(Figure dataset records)
[BEGIN]

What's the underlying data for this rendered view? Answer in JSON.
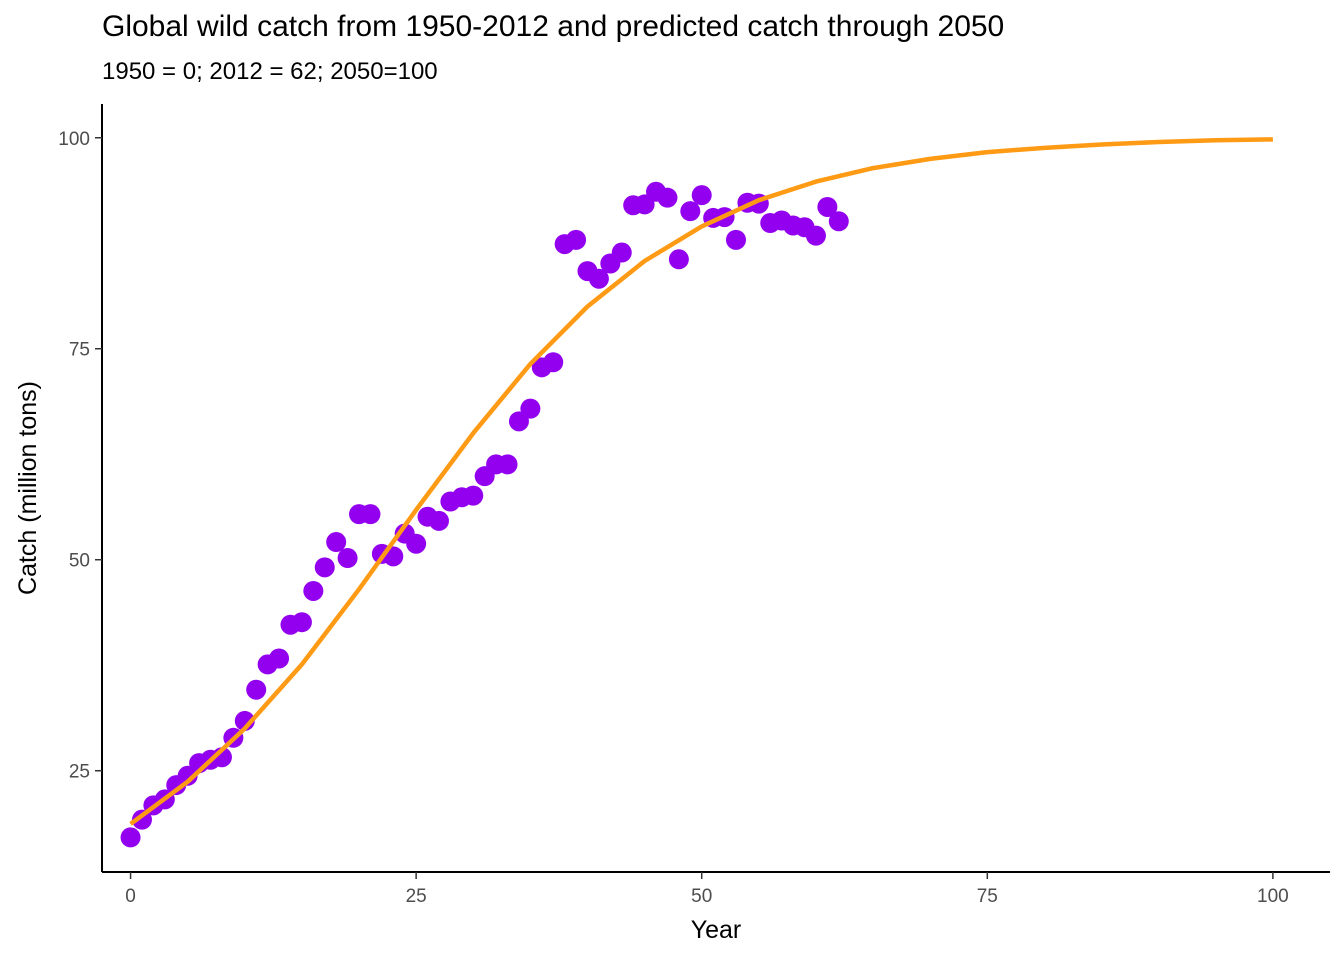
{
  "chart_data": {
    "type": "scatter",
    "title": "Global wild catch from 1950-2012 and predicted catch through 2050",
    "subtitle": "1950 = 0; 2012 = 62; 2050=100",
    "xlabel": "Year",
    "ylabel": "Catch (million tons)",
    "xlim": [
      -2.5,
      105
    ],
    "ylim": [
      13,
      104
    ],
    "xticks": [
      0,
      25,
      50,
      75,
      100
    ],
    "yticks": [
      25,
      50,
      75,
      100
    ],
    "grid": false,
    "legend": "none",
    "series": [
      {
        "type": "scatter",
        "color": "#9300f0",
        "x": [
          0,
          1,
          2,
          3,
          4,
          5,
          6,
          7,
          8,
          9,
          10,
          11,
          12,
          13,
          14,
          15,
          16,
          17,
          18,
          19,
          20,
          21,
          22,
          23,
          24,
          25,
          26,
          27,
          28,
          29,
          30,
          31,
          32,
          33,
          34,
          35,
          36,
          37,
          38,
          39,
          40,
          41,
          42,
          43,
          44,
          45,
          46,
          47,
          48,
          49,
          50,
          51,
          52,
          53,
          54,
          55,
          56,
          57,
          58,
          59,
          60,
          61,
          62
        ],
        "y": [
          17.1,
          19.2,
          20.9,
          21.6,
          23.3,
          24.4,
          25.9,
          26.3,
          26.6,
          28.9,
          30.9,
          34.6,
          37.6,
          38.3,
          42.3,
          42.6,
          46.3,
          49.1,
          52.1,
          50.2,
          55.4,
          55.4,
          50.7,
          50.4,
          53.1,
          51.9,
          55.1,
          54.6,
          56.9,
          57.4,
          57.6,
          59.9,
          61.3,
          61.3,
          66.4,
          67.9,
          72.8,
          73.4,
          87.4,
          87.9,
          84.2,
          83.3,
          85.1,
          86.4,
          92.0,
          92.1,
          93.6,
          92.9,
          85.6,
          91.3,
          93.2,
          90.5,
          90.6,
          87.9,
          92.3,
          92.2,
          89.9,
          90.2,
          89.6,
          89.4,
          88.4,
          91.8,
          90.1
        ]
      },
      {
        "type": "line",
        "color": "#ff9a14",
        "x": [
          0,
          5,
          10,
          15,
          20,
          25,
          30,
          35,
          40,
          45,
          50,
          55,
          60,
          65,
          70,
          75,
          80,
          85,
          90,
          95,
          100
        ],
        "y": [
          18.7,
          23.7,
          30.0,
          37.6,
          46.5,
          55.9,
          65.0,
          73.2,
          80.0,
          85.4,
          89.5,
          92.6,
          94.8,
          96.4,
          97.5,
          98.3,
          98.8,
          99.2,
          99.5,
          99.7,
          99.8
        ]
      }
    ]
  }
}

[END]

- [GIVEN PROBLEM]
Copy out every line where the word "type" occurs.

- [EXPECTED ANSWER]
    "type": "scatter",
        "type": "scatter",
        "type": "line",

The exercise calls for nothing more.